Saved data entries
• • • •

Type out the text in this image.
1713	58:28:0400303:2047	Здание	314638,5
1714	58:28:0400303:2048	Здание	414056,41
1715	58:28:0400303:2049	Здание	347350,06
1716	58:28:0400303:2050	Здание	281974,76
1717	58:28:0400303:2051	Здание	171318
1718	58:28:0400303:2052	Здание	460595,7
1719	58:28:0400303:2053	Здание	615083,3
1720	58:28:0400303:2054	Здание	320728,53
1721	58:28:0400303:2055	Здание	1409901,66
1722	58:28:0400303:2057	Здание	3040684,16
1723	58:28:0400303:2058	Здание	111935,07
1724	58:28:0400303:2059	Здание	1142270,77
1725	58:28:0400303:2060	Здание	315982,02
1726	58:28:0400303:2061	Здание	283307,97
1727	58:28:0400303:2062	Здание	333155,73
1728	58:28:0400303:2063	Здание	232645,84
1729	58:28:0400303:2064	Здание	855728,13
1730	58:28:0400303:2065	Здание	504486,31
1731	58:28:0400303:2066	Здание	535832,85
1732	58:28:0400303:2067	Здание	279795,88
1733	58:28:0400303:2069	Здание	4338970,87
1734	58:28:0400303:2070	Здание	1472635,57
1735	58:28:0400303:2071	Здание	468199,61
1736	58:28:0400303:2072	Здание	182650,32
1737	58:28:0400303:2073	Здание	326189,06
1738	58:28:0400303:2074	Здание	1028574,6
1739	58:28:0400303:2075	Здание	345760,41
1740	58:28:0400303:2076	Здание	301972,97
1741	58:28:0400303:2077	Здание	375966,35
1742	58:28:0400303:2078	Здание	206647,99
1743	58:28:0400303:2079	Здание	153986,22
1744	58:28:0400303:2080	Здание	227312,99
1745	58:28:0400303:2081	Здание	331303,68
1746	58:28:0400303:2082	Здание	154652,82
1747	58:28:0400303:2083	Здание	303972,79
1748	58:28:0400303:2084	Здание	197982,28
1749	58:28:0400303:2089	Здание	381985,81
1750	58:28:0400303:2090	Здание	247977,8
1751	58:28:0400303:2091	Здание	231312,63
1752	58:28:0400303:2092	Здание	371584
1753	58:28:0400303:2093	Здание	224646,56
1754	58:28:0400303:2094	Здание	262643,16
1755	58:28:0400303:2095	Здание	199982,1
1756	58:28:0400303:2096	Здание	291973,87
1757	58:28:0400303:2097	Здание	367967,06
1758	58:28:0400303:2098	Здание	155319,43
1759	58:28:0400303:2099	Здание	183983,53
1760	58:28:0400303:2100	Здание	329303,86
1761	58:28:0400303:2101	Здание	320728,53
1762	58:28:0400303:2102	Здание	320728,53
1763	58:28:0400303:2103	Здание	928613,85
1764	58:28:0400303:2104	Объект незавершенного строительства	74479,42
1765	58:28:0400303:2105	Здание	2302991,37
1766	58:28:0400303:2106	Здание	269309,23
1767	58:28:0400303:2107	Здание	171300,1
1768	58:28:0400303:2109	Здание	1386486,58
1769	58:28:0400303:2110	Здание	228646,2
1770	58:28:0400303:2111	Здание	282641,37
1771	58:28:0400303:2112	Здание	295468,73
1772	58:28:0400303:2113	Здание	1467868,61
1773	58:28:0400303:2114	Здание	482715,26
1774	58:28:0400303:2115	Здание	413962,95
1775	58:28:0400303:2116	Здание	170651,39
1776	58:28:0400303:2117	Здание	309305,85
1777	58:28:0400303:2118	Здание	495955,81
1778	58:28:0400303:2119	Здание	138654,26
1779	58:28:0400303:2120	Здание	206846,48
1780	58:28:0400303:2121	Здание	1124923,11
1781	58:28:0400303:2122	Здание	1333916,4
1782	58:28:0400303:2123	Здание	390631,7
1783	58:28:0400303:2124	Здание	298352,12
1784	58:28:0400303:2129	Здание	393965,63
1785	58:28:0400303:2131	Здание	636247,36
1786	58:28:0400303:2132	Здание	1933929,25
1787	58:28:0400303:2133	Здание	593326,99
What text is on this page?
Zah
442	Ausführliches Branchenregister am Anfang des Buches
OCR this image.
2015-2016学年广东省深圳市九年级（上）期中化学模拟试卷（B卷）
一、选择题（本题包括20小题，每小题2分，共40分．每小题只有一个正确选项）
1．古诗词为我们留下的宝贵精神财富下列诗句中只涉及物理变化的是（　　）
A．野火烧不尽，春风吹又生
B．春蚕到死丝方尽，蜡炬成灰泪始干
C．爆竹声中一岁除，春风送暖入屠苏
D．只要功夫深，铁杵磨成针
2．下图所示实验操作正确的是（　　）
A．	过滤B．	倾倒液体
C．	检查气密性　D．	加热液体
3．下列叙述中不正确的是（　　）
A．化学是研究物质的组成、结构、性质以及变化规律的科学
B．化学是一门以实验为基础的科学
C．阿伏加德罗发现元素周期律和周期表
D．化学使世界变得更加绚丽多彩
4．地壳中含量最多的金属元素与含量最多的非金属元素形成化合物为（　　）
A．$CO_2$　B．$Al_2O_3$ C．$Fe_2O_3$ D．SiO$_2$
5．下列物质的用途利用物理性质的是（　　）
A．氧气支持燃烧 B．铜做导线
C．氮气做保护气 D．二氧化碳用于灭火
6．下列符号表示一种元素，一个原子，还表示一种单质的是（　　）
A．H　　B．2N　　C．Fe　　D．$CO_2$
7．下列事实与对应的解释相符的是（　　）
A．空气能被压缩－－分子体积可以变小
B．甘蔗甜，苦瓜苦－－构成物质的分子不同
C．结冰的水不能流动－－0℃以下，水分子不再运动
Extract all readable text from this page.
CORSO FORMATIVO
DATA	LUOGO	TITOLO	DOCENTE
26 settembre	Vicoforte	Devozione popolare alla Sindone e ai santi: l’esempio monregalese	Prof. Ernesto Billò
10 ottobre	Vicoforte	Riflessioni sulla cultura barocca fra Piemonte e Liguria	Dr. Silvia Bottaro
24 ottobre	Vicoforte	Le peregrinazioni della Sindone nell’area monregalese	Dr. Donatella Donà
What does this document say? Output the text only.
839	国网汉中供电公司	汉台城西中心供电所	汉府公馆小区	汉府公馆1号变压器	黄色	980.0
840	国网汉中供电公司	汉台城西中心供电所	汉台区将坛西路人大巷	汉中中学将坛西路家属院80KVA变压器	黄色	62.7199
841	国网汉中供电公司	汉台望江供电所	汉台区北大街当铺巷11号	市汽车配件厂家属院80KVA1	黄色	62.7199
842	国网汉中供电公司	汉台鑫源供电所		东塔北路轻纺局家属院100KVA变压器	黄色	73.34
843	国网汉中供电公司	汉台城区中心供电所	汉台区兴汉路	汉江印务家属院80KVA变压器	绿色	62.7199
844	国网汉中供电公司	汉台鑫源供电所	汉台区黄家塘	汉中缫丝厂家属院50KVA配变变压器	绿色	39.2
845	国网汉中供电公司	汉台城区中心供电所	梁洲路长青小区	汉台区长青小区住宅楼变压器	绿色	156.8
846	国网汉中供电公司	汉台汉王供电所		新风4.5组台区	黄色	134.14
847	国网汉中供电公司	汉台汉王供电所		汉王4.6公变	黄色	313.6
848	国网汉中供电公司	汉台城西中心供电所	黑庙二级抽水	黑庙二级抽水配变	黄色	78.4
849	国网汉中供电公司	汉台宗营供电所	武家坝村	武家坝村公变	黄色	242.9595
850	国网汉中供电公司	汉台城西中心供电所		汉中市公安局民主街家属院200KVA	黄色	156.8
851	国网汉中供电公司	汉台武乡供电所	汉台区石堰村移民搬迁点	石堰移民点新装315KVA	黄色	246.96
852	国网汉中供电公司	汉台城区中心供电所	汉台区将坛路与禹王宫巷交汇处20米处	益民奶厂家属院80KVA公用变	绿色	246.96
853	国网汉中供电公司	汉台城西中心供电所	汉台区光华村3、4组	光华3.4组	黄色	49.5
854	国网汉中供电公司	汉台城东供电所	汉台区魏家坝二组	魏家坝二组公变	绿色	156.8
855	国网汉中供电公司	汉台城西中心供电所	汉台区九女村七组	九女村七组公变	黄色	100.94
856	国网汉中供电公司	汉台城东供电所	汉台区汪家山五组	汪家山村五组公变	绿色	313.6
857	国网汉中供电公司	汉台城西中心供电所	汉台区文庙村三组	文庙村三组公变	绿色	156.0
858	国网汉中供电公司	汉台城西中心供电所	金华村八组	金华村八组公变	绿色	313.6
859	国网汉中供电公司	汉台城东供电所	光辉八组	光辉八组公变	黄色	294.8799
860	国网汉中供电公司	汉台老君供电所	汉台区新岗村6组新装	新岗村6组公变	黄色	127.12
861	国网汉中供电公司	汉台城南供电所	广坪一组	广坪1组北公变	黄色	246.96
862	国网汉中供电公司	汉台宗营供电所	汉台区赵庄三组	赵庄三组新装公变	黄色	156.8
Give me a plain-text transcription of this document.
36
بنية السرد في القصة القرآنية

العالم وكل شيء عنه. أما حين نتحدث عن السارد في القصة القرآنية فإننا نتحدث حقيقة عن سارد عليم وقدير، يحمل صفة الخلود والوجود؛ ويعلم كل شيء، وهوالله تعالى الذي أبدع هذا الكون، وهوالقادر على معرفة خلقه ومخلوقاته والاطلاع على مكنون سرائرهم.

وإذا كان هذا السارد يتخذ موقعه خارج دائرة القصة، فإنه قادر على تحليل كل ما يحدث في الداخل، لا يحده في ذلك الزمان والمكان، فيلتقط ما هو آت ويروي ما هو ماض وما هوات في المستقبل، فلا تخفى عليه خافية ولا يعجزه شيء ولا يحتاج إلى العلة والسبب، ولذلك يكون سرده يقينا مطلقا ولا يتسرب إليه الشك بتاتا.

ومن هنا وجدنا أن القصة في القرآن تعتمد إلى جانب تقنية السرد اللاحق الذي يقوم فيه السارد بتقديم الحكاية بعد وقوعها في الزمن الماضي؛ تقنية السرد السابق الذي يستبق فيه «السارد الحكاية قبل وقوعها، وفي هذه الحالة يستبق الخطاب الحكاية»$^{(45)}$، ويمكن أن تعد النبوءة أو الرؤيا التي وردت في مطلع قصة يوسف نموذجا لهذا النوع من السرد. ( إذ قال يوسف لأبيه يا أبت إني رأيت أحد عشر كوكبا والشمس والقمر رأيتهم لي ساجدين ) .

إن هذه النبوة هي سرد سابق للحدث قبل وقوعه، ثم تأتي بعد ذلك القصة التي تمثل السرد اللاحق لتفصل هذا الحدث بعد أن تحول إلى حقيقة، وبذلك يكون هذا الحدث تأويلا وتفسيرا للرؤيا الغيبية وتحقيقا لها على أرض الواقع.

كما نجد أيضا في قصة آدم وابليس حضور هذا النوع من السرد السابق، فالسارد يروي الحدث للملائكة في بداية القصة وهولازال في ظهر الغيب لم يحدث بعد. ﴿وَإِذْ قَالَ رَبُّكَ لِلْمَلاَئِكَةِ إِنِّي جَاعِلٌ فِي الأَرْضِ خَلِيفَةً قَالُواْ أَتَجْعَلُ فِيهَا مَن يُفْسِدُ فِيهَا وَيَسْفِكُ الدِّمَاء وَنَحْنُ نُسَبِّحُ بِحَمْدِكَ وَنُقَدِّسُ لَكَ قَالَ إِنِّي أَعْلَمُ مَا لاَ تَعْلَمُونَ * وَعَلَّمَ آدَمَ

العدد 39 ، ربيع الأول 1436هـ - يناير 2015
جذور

• • • •

▶ **What to work on**: In the material above, show every line where the word "汉台宗营供电所" turns up.

▶ **Task result**:
849	国网汉中供电公司	汉台宗营供电所	武家坝村	武家坝村公变	黄色	242.9595
862	国网汉中供电公司	汉台宗营供电所	汉台区赵庄三组	赵庄三组新装公变	黄色	156.8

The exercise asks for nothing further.